Written exercise:
Check each line of the records for "person"; collect those that have it.

Entries supplied:
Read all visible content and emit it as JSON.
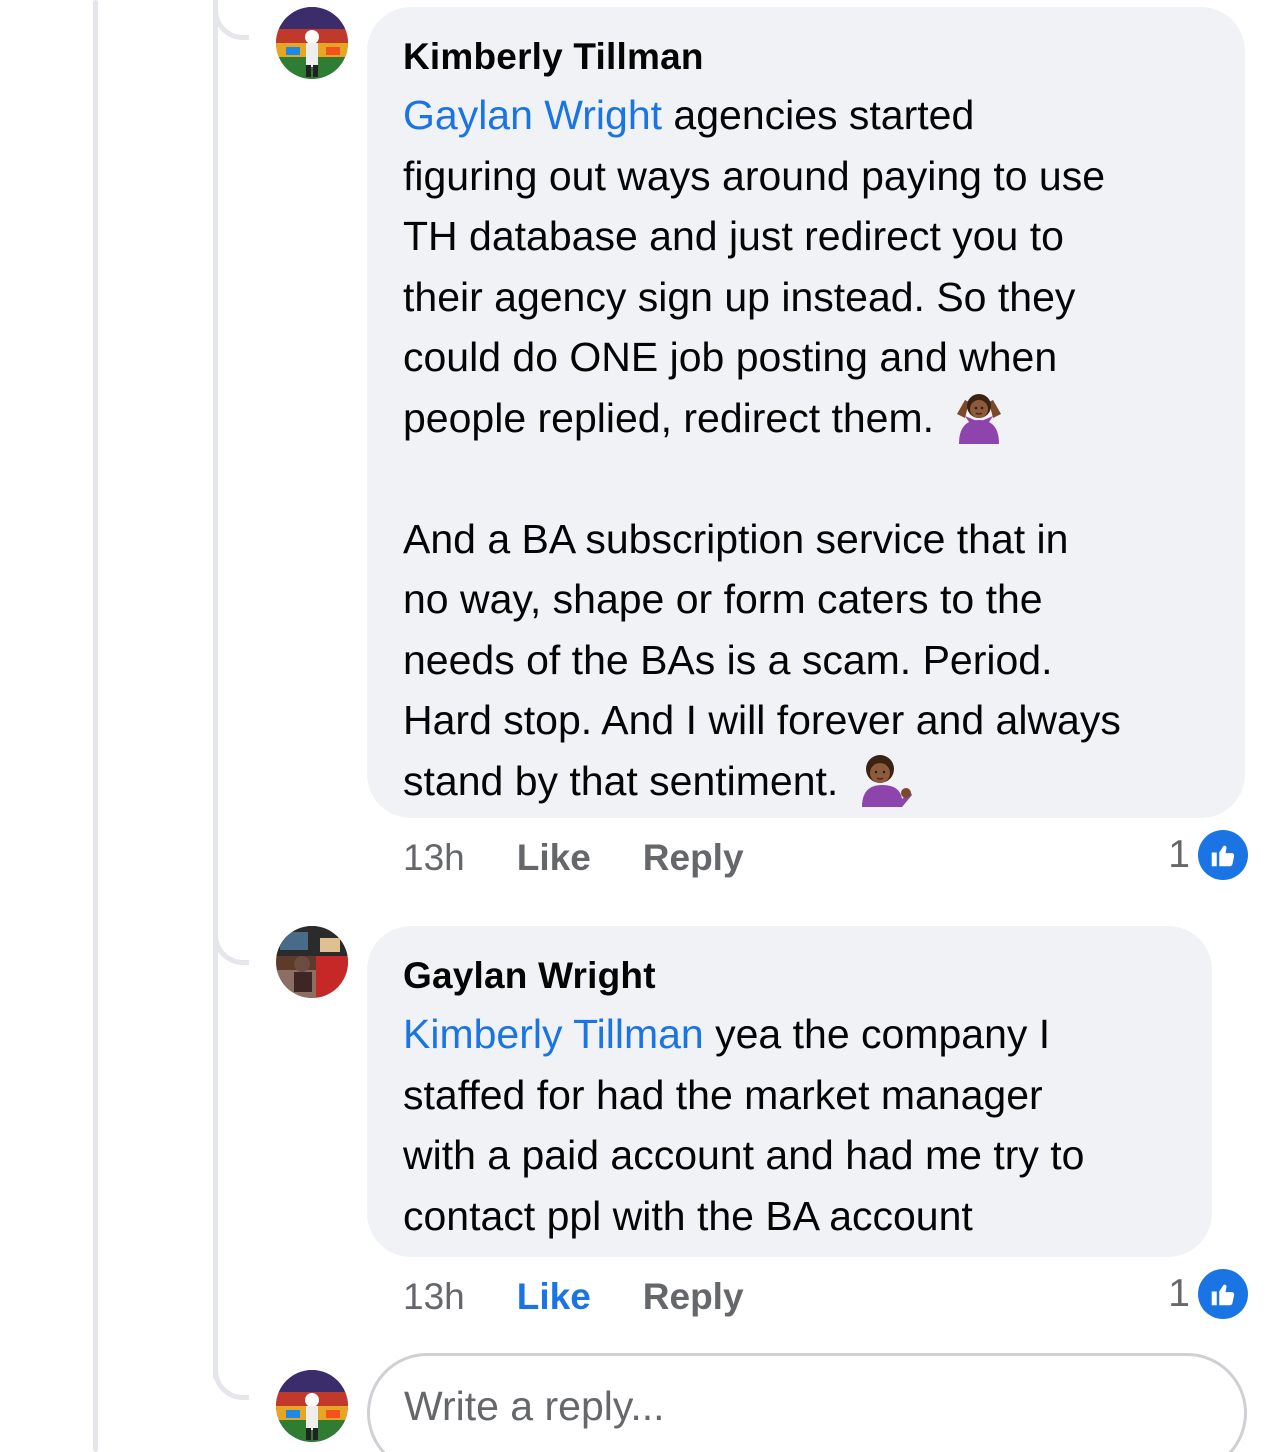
{
  "comments": [
    {
      "author": "Kimberly Tillman",
      "mention": "Gaylan Wright",
      "text": " agencies started\nfiguring out ways around paying to use\nTH database and just redirect you to\ntheir agency sign up instead. So they\ncould do ONE job posting and when\npeople replied, redirect them.",
      "emoji_1": "person-shrugging-emoji",
      "text2": "\n\nAnd a BA subscription service that in\nno way, shape or form caters to the\nneeds of the BAs is a scam. Period.\nHard stop. And I will forever and always\nstand by that sentiment.",
      "emoji_2": "person-tipping-hand-emoji",
      "time": "13h",
      "like": "Like",
      "reply": "Reply",
      "reaction_count": "1",
      "liked": false
    },
    {
      "author": "Gaylan Wright",
      "mention": "Kimberly Tillman",
      "text": " yea the company I\nstaffed for had the market manager\nwith a paid account and had me try to\ncontact ppl with the BA account",
      "time": "13h",
      "like": "Like",
      "reply": "Reply",
      "reaction_count": "1",
      "liked": true
    }
  ],
  "reply_input": {
    "placeholder": "Write a reply..."
  },
  "colors": {
    "accent": "#1b74e4",
    "bubble": "#f0f2f5",
    "muted": "#65676b"
  }
}
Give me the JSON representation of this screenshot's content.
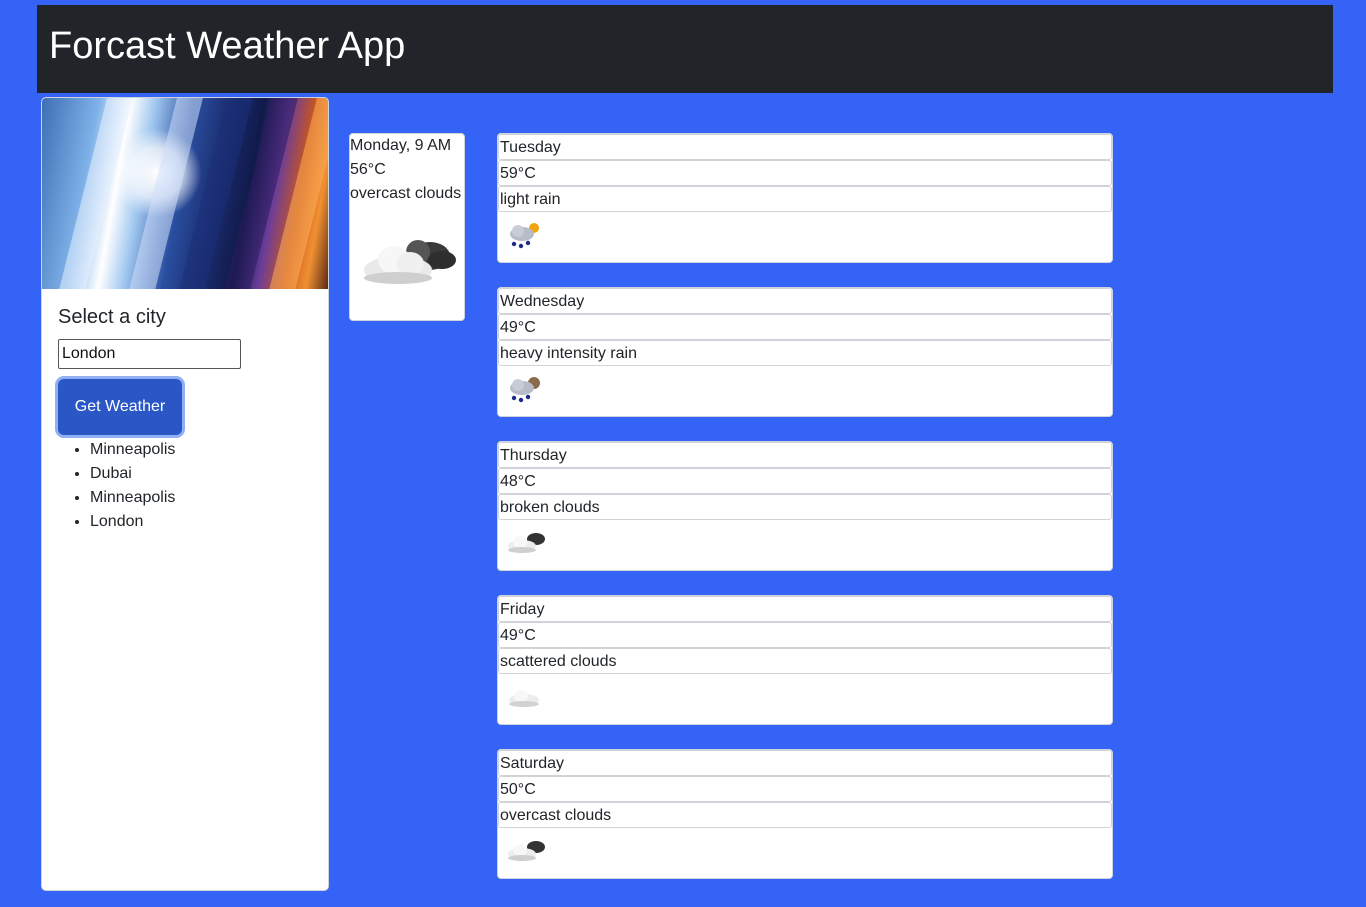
{
  "header": {
    "title": "Forcast Weather App"
  },
  "sidebar": {
    "title": "Select a city",
    "input_value": "London",
    "button_label": "Get Weather",
    "history": [
      "Minneapolis",
      "Dubai",
      "Minneapolis",
      "London"
    ]
  },
  "current": {
    "datetime": "Monday, 9 AM",
    "temp": "56°C",
    "description": "overcast clouds",
    "icon": "overcast-clouds-icon"
  },
  "forecast": [
    {
      "day": "Tuesday",
      "temp": "59°C",
      "description": "light rain",
      "icon": "light-rain-icon"
    },
    {
      "day": "Wednesday",
      "temp": "49°C",
      "description": "heavy intensity rain",
      "icon": "heavy-rain-icon"
    },
    {
      "day": "Thursday",
      "temp": "48°C",
      "description": "broken clouds",
      "icon": "broken-clouds-icon"
    },
    {
      "day": "Friday",
      "temp": "49°C",
      "description": "scattered clouds",
      "icon": "scattered-clouds-icon"
    },
    {
      "day": "Saturday",
      "temp": "50°C",
      "description": "overcast clouds",
      "icon": "overcast-clouds-icon"
    }
  ],
  "colors": {
    "page_bg": "#3563f6",
    "navbar_bg": "#212529",
    "button_bg": "#2b57c6"
  }
}
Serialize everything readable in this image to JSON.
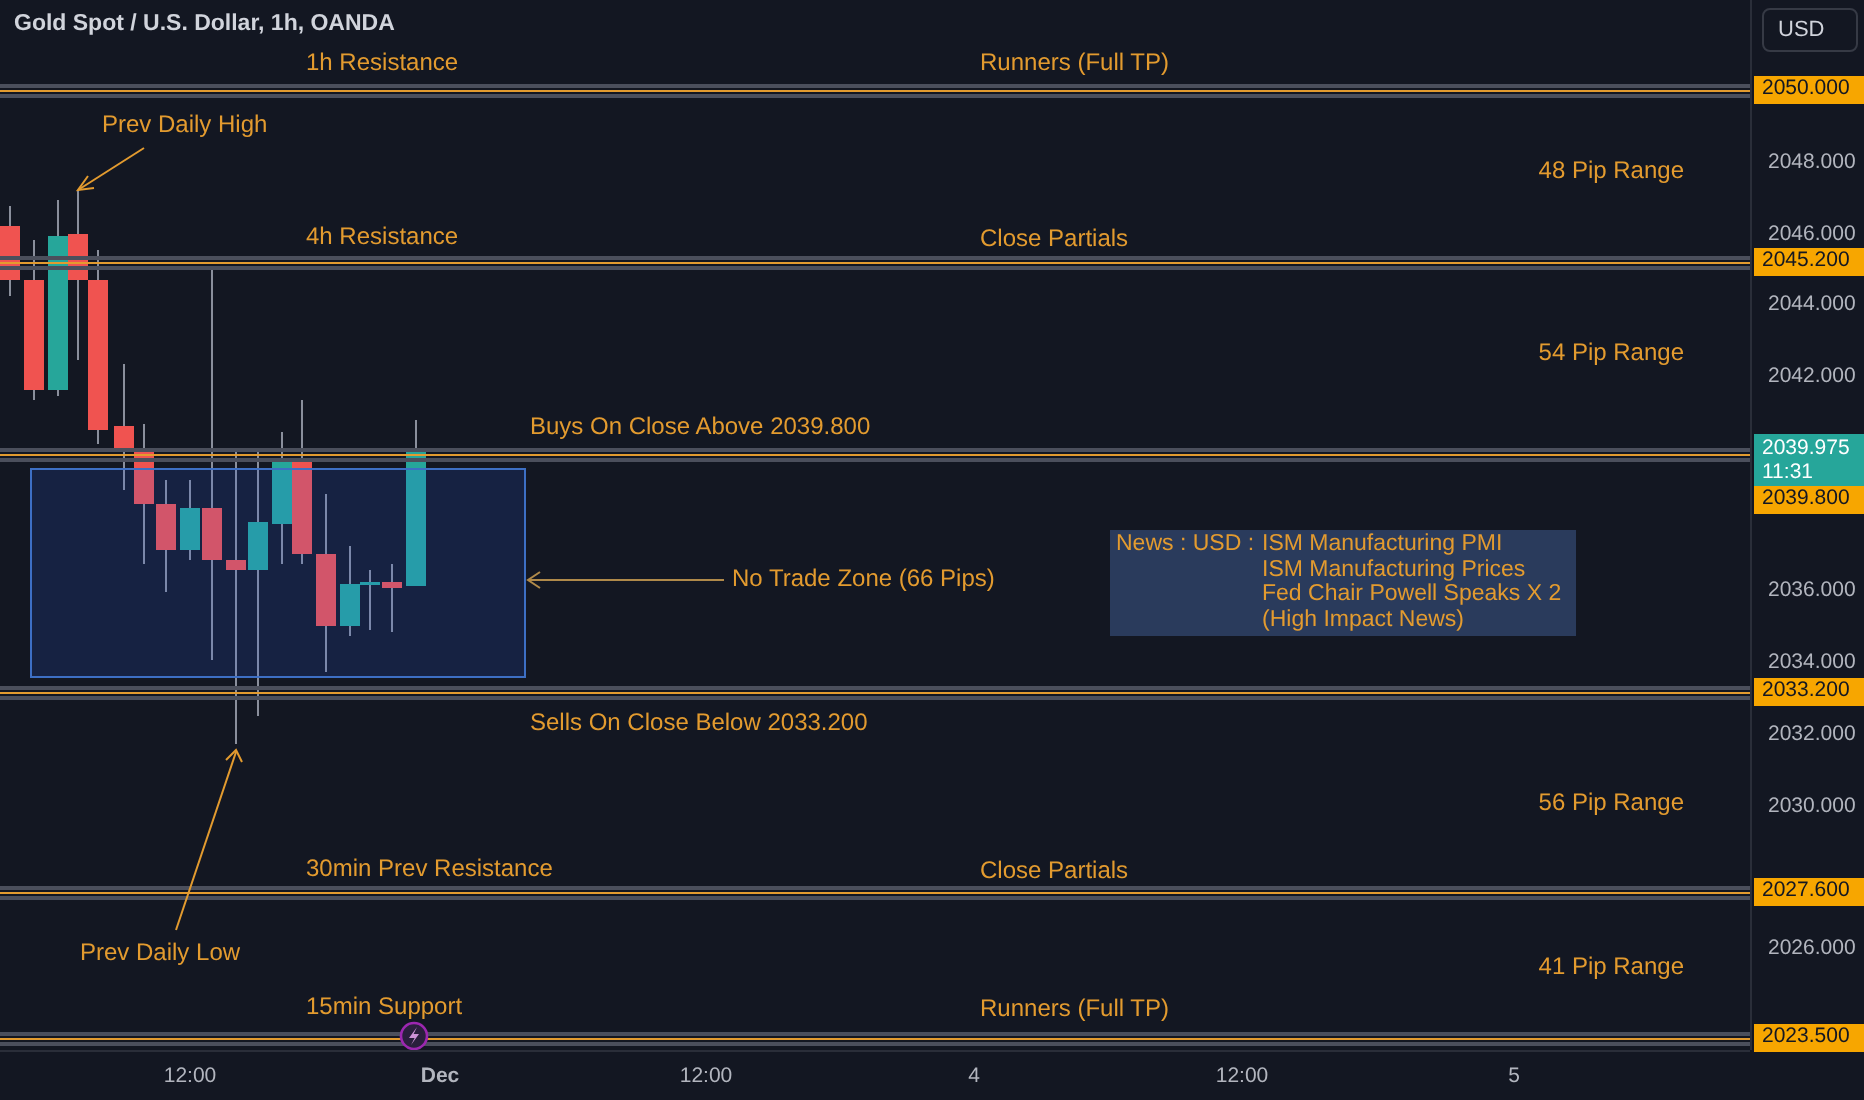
{
  "chart_header": {
    "title": "Gold Spot / U.S. Dollar, 1h, OANDA",
    "currency": "USD"
  },
  "levels": [
    {
      "price": "2050.000",
      "labels": [
        "1h Resistance",
        "Runners (Full TP)"
      ]
    },
    {
      "price": "2045.200",
      "labels": [
        "4h Resistance",
        "Close Partials"
      ]
    },
    {
      "price": "2039.800",
      "labels": [
        "Buys On Close Above 2039.800"
      ]
    },
    {
      "price": "2033.200",
      "labels": [
        "Sells On Close Below 2033.200"
      ]
    },
    {
      "price": "2027.600",
      "labels": [
        "30min Prev Resistance",
        "Close Partials"
      ]
    },
    {
      "price": "2023.500",
      "labels": [
        "15min Support",
        "Runners (Full TP)"
      ]
    }
  ],
  "ranges": [
    "48 Pip Range",
    "54 Pip Range",
    "56 Pip Range",
    "41 Pip Range"
  ],
  "price_ticks": [
    "2048.000",
    "2046.000",
    "2044.000",
    "2042.000",
    "2036.000",
    "2034.000",
    "2032.000",
    "2030.000",
    "2026.000"
  ],
  "current_price": {
    "price": "2039.975",
    "countdown": "11:31"
  },
  "annotations": {
    "prev_daily_high": "Prev Daily High",
    "prev_daily_low": "Prev Daily Low",
    "no_trade_zone": "No Trade Zone (66 Pips)"
  },
  "news": {
    "prefix": "News : USD :",
    "items": [
      "ISM Manufacturing PMI",
      "ISM Manufacturing Prices",
      "Fed Chair Powell Speaks X 2",
      "(High Impact News)"
    ]
  },
  "time_axis": [
    {
      "label": "12:00",
      "bold": false
    },
    {
      "label": "Dec",
      "bold": true
    },
    {
      "label": "12:00",
      "bold": false
    },
    {
      "label": "4",
      "bold": false
    },
    {
      "label": "12:00",
      "bold": false
    },
    {
      "label": "5",
      "bold": false
    }
  ]
}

The solution:
      "emoji_1": "person-shrugging-emoji",
      "emoji_2": "person-tipping-hand-emoji",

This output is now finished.